--- PROBLEM TO WORK ON ---
Using the records below, reproduce exactly the lines from the one containing "Transcribe this image's" through the end, and nothing more; skip the images.

start EXCERPTED DATA

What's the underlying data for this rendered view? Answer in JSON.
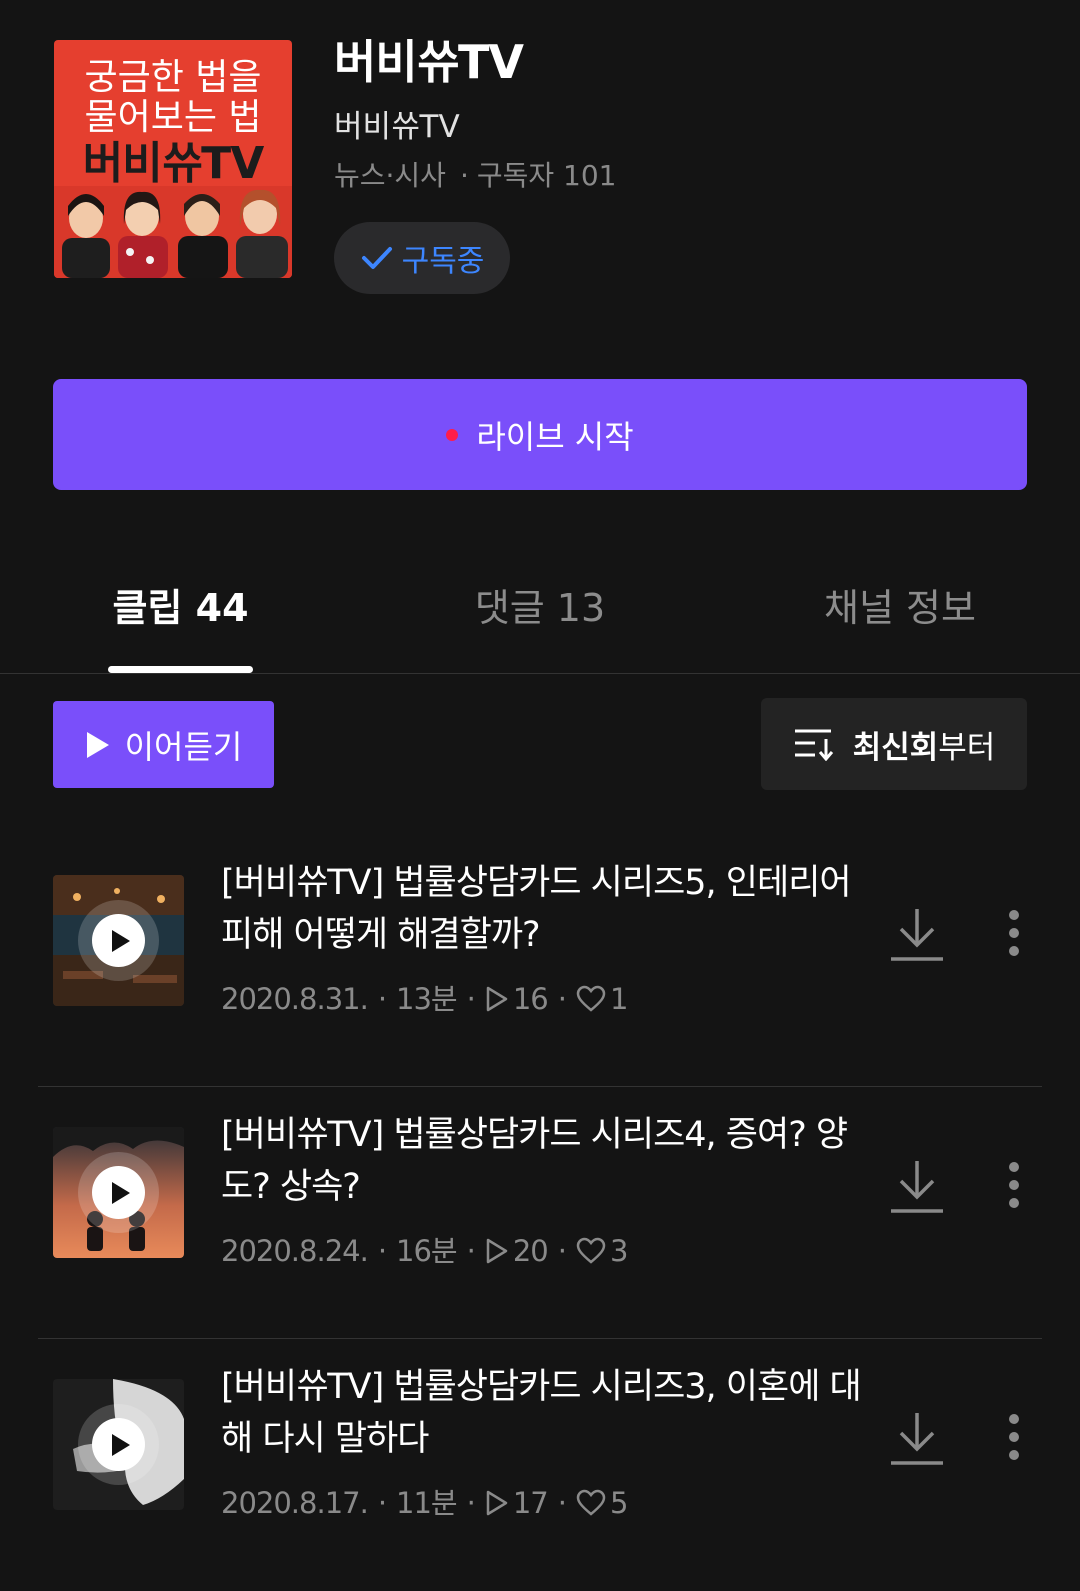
{
  "channel": {
    "cover_lines": [
      "궁금한 법을",
      "물어보는 법",
      "버비쓔TV"
    ],
    "title": "버비쓔TV",
    "author": "버비쓔TV",
    "category": "뉴스·시사",
    "subscribers": "구독자 101",
    "subscribe_label": "구독중"
  },
  "live": {
    "label": "라이브 시작",
    "dot_color": "#ff1d4a"
  },
  "tabs": [
    {
      "label": "클립 44",
      "active": true
    },
    {
      "label": "댓글 13",
      "active": false
    },
    {
      "label": "채널 정보",
      "active": false
    }
  ],
  "controls": {
    "resume_label": "이어듣기",
    "sort_bold": "최신회",
    "sort_rest": "부터"
  },
  "episodes": [
    {
      "title": "[버비쓔TV] 법률상담카드 시리즈5, 인테리어 피해 어떻게 해결할까?",
      "date": "2020.8.31.",
      "duration": "13분",
      "plays": "16",
      "likes": "1",
      "thumb_icon": "night-restaurant-thumbnail"
    },
    {
      "title": "[버비쓔TV] 법률상담카드 시리즈4, 증여? 양도? 상속?",
      "date": "2020.8.24.",
      "duration": "16분",
      "plays": "20",
      "likes": "3",
      "thumb_icon": "sunset-couple-thumbnail"
    },
    {
      "title": "[버비쓔TV] 법률상담카드 시리즈3, 이혼에 대해 다시 말하다",
      "date": "2020.8.17.",
      "duration": "11분",
      "plays": "17",
      "likes": "5",
      "thumb_icon": "hands-thumbnail"
    }
  ],
  "colors": {
    "background": "#141414",
    "accent": "#7a4ffa",
    "subscribe_text": "#3d86ff",
    "cover_red": "#e53f2f",
    "muted": "#8a8a8a"
  }
}
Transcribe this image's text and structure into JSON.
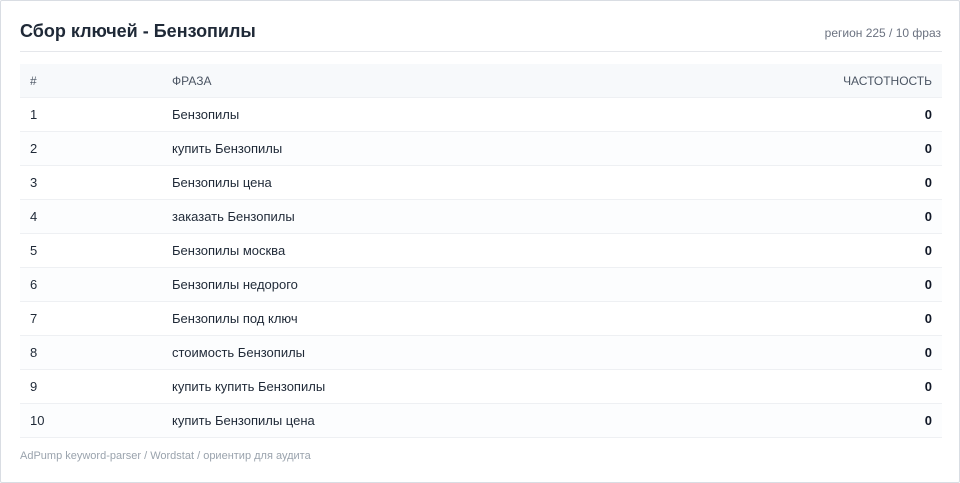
{
  "header": {
    "title": "Сбор ключей - Бензопилы",
    "meta": "регион 225 / 10 фраз"
  },
  "table": {
    "columns": {
      "num": "#",
      "phrase": "ФРАЗА",
      "freq": "ЧАСТОТНОСТЬ"
    },
    "rows": [
      {
        "num": "1",
        "phrase": "Бензопилы",
        "freq": "0"
      },
      {
        "num": "2",
        "phrase": "купить Бензопилы",
        "freq": "0"
      },
      {
        "num": "3",
        "phrase": "Бензопилы цена",
        "freq": "0"
      },
      {
        "num": "4",
        "phrase": "заказать Бензопилы",
        "freq": "0"
      },
      {
        "num": "5",
        "phrase": "Бензопилы москва",
        "freq": "0"
      },
      {
        "num": "6",
        "phrase": "Бензопилы недорого",
        "freq": "0"
      },
      {
        "num": "7",
        "phrase": "Бензопилы под ключ",
        "freq": "0"
      },
      {
        "num": "8",
        "phrase": "стоимость Бензопилы",
        "freq": "0"
      },
      {
        "num": "9",
        "phrase": "купить купить Бензопилы",
        "freq": "0"
      },
      {
        "num": "10",
        "phrase": "купить Бензопилы цена",
        "freq": "0"
      }
    ]
  },
  "footer": {
    "note": "AdPump keyword-parser / Wordstat / ориентир для аудита"
  }
}
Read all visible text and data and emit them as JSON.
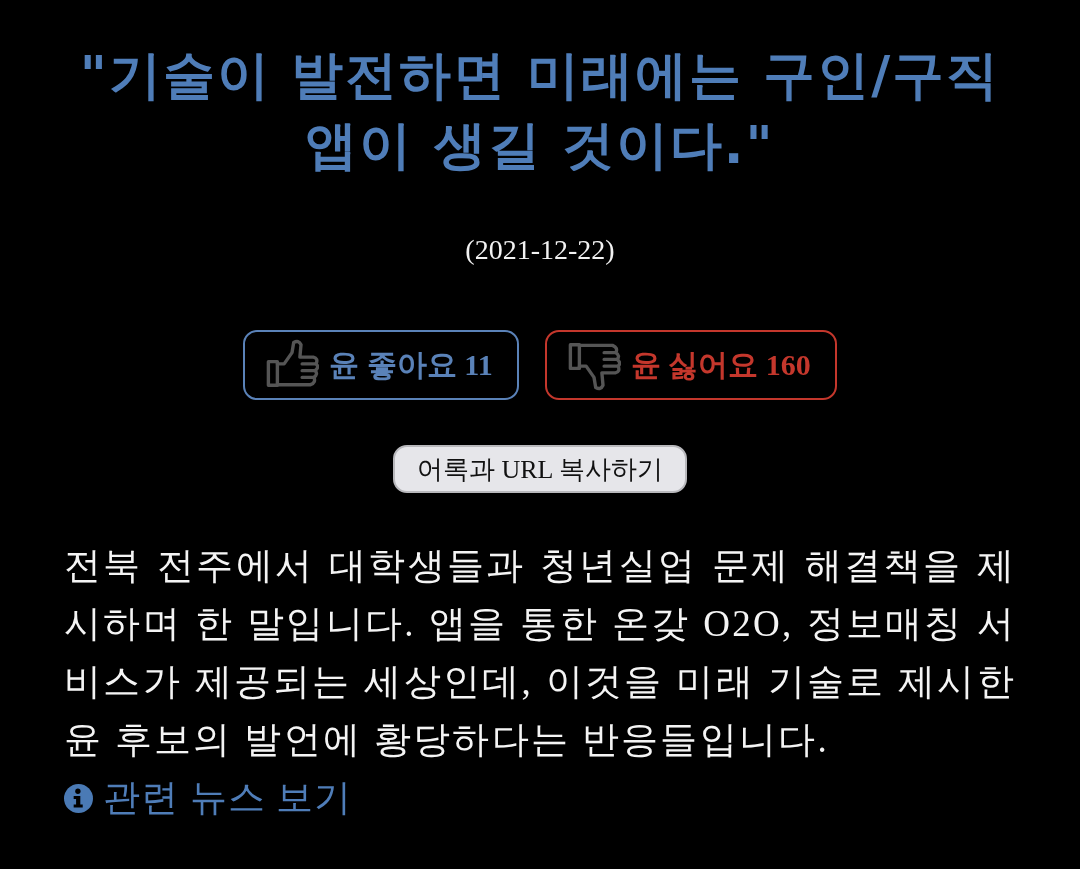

end EXCERPTED DATA

--- TASK ANSWER ---
Transcribe this image's text and structure into JSON.
{
  "header": {
    "title": "Сбор ключей - Бензопилы",
    "meta": "регион 225 / 10 фраз"
  },
  "table": {
    "columns": {
      "num": "#",
      "phrase": "ФРАЗА",
      "freq": "ЧАСТОТНОСТЬ"
    },
    "rows": [
      {
        "num": "1",
        "phrase": "Бензопилы",
        "freq": "0"
      },
      {
        "num": "2",
        "phrase": "купить Бензопилы",
        "freq": "0"
      },
      {
        "num": "3",
        "phrase": "Бензопилы цена",
        "freq": "0"
      },
      {
        "num": "4",
        "phrase": "заказать Бензопилы",
        "freq": "0"
      },
      {
        "num": "5",
        "phrase": "Бензопилы москва",
        "freq": "0"
      },
      {
        "num": "6",
        "phrase": "Бензопилы недорого",
        "freq": "0"
      },
      {
        "num": "7",
        "phrase": "Бензопилы под ключ",
        "freq": "0"
      },
      {
        "num": "8",
        "phrase": "стоимость Бензопилы",
        "freq": "0"
      },
      {
        "num": "9",
        "phrase": "купить купить Бензопилы",
        "freq": "0"
      },
      {
        "num": "10",
        "phrase": "купить Бензопилы цена",
        "freq": "0"
      }
    ]
  },
  "footer": {
    "note": "AdPump keyword-parser / Wordstat / ориентир для аудита"
  }
}
Read all visible text and data and emit them as JSON.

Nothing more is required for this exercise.